§ Material supplied:
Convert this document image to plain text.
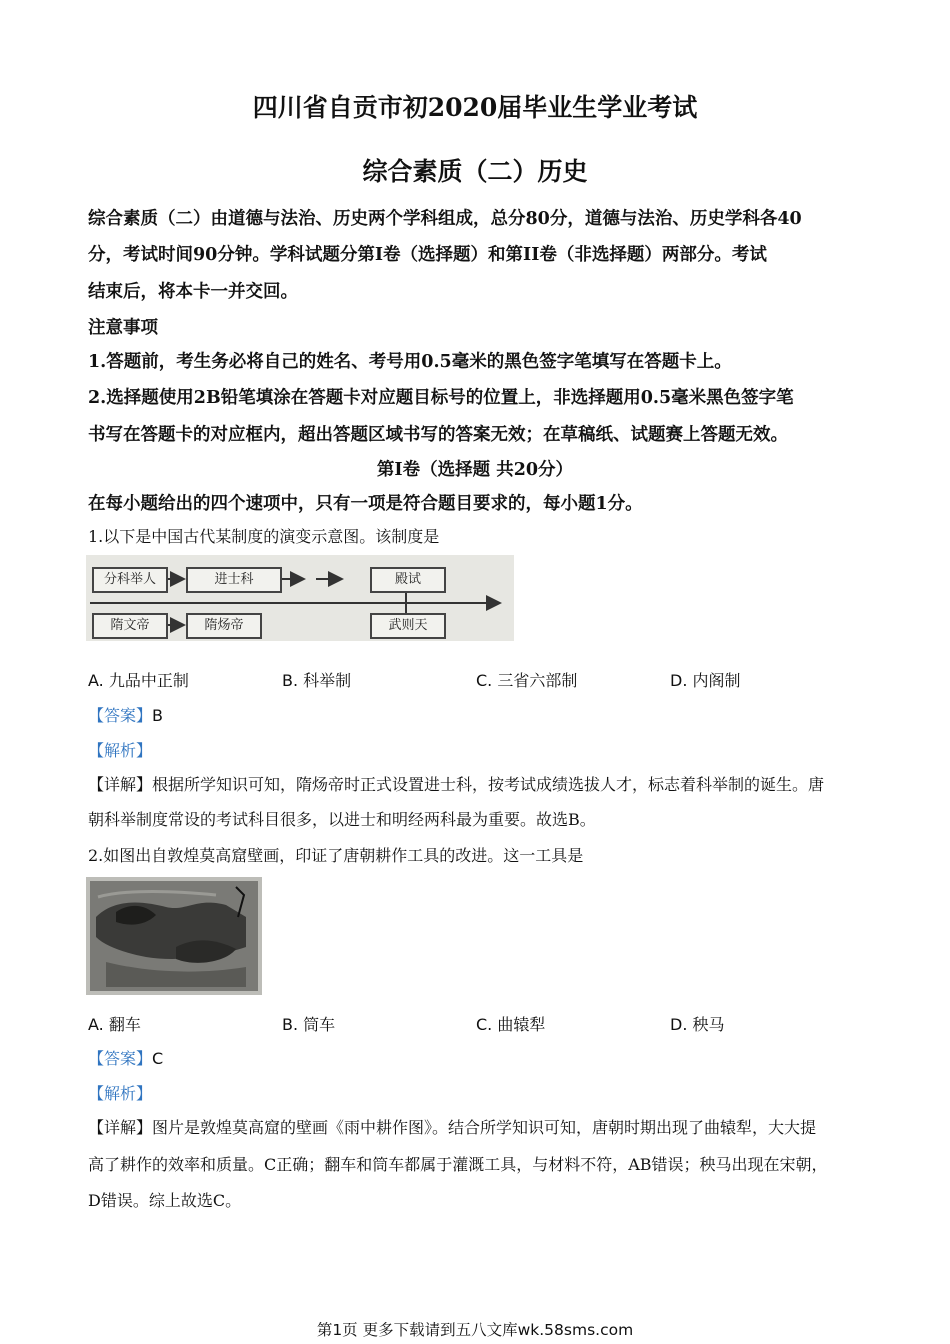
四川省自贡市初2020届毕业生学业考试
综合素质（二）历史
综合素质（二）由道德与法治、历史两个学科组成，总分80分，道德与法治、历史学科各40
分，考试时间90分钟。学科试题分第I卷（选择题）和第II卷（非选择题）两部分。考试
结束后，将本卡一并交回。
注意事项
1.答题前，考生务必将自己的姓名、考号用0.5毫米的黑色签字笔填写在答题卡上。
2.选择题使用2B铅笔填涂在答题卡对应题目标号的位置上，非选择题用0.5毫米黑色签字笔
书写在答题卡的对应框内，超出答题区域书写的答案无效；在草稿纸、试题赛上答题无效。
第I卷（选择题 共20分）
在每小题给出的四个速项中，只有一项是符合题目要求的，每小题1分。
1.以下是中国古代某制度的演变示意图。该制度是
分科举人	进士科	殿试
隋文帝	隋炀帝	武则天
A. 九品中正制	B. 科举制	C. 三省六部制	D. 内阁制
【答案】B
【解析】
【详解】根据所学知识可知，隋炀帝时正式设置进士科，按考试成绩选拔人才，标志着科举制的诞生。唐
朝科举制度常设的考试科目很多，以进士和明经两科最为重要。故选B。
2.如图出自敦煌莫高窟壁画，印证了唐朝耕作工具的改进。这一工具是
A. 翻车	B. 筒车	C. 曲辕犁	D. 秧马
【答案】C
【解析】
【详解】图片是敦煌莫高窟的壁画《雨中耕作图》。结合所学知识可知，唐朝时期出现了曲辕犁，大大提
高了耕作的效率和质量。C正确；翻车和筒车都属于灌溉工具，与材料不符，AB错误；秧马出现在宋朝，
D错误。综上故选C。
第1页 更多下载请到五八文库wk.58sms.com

---

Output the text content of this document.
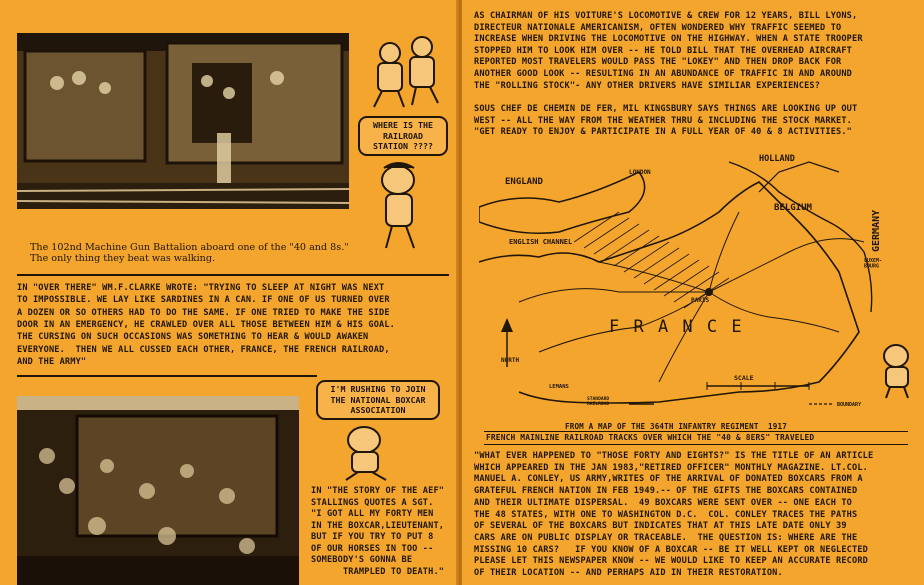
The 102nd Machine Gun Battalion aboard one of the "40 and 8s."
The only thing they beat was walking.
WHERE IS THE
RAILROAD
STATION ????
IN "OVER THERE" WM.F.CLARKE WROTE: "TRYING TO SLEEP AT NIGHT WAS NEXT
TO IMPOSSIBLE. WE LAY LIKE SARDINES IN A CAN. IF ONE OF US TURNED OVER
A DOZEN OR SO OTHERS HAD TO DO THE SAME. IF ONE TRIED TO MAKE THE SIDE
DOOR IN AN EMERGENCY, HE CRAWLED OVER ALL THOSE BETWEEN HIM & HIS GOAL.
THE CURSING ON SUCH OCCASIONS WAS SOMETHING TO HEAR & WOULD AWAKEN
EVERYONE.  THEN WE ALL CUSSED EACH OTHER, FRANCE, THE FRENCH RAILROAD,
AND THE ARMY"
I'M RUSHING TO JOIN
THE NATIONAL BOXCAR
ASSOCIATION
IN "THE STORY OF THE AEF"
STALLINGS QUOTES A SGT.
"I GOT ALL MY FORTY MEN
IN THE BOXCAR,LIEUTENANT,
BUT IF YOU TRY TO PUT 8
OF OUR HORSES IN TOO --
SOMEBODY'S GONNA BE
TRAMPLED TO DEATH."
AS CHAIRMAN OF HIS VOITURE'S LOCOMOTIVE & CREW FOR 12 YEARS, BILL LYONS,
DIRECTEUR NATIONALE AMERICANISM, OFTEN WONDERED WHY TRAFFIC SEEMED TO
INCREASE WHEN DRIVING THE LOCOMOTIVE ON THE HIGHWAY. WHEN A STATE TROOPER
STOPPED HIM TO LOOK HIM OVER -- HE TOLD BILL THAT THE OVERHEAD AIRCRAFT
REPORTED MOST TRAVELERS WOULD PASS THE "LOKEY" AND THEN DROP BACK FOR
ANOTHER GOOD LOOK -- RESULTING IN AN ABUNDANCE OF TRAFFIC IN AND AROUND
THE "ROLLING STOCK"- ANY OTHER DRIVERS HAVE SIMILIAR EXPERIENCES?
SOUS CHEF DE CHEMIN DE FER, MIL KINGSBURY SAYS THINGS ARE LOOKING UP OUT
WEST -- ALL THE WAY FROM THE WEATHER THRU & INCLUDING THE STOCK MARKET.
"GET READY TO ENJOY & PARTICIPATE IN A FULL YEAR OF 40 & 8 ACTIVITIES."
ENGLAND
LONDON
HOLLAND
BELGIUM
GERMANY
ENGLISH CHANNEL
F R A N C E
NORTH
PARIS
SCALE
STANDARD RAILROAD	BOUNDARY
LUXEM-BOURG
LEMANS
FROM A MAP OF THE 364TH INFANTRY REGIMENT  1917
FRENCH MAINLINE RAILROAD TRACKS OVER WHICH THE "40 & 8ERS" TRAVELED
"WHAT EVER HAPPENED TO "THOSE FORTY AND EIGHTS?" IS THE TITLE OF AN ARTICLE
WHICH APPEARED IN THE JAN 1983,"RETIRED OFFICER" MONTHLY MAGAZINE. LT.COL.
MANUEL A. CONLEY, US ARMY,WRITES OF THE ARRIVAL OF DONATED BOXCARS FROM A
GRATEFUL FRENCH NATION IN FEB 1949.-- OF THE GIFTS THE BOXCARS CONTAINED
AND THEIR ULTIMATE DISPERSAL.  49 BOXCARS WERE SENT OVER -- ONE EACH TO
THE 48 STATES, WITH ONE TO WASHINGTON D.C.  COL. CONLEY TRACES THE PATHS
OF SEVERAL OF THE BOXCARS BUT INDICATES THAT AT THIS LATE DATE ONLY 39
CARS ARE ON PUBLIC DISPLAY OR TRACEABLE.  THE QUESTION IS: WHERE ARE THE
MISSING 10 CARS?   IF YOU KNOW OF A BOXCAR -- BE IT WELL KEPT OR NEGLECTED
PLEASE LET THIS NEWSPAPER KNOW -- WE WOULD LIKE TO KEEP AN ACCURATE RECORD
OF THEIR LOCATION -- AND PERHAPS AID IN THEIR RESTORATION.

...

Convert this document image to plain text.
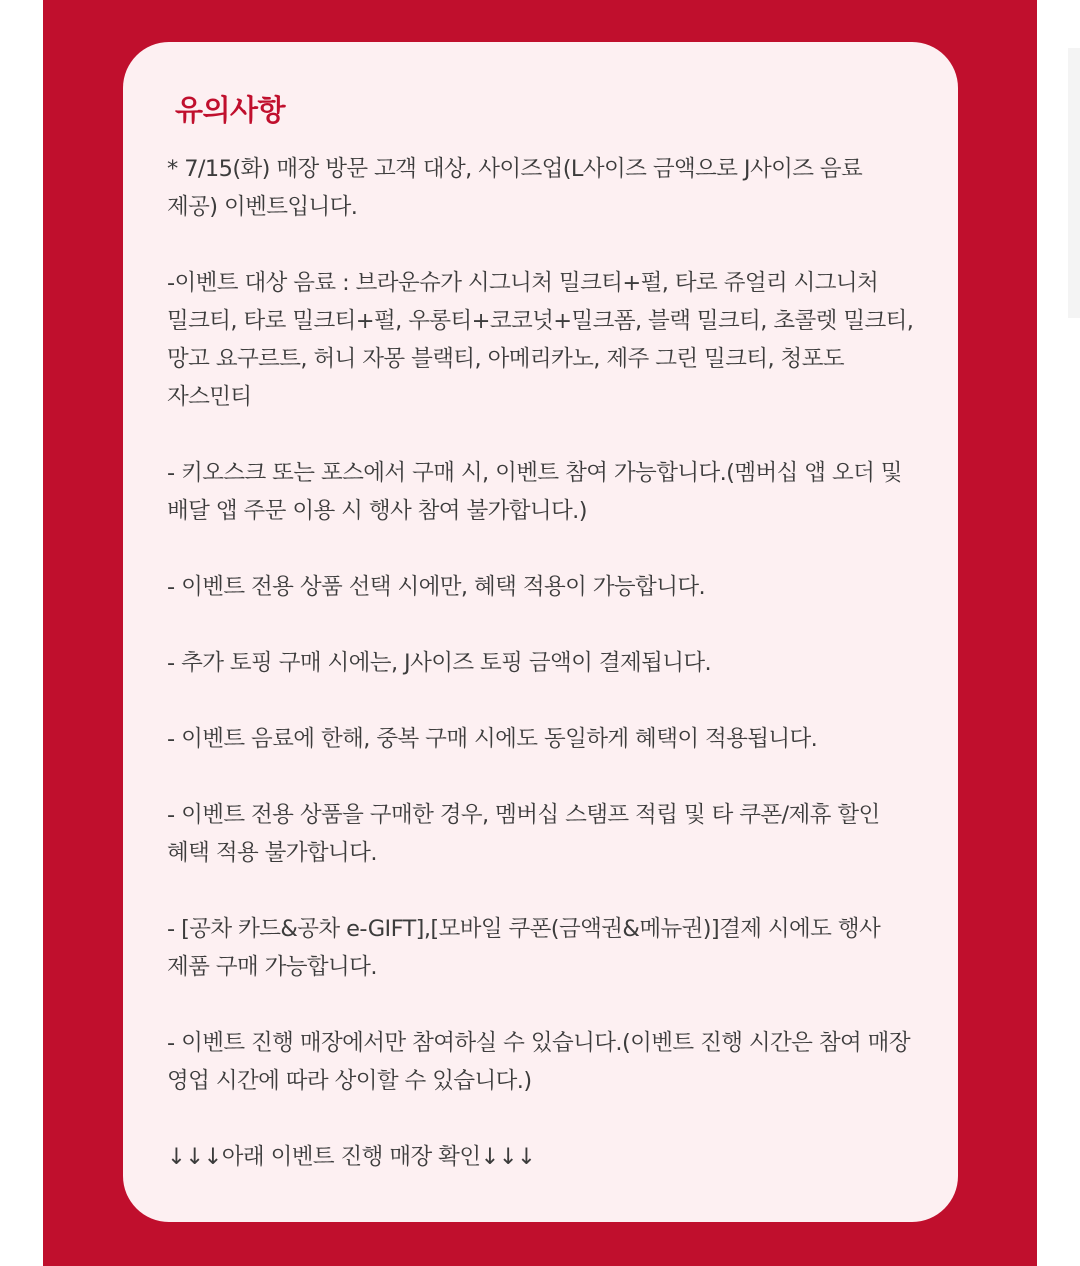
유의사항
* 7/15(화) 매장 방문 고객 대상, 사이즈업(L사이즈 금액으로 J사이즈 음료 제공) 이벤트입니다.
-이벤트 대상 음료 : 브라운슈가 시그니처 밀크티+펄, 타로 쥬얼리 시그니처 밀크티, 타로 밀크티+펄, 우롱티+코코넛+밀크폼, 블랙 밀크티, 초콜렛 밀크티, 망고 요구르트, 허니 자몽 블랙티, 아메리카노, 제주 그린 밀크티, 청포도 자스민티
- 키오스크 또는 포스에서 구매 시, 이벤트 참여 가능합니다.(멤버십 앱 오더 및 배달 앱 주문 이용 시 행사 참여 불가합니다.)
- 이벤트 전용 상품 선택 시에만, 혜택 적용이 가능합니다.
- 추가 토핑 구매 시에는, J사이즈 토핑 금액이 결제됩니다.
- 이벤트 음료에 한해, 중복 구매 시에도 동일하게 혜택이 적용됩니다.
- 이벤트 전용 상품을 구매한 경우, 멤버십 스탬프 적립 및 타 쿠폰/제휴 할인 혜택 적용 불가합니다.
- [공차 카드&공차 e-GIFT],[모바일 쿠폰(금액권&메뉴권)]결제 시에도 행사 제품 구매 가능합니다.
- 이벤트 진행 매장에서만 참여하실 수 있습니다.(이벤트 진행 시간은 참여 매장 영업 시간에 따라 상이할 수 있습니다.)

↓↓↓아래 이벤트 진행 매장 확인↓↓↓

§ Directions:
From the records, copy every line that has the string "综合素质" in it.

§ Expected output:
综合素质（二）历史
综合素质（二）由道德与法治、历史两个学科组成，总分80分，道德与法治、历史学科各40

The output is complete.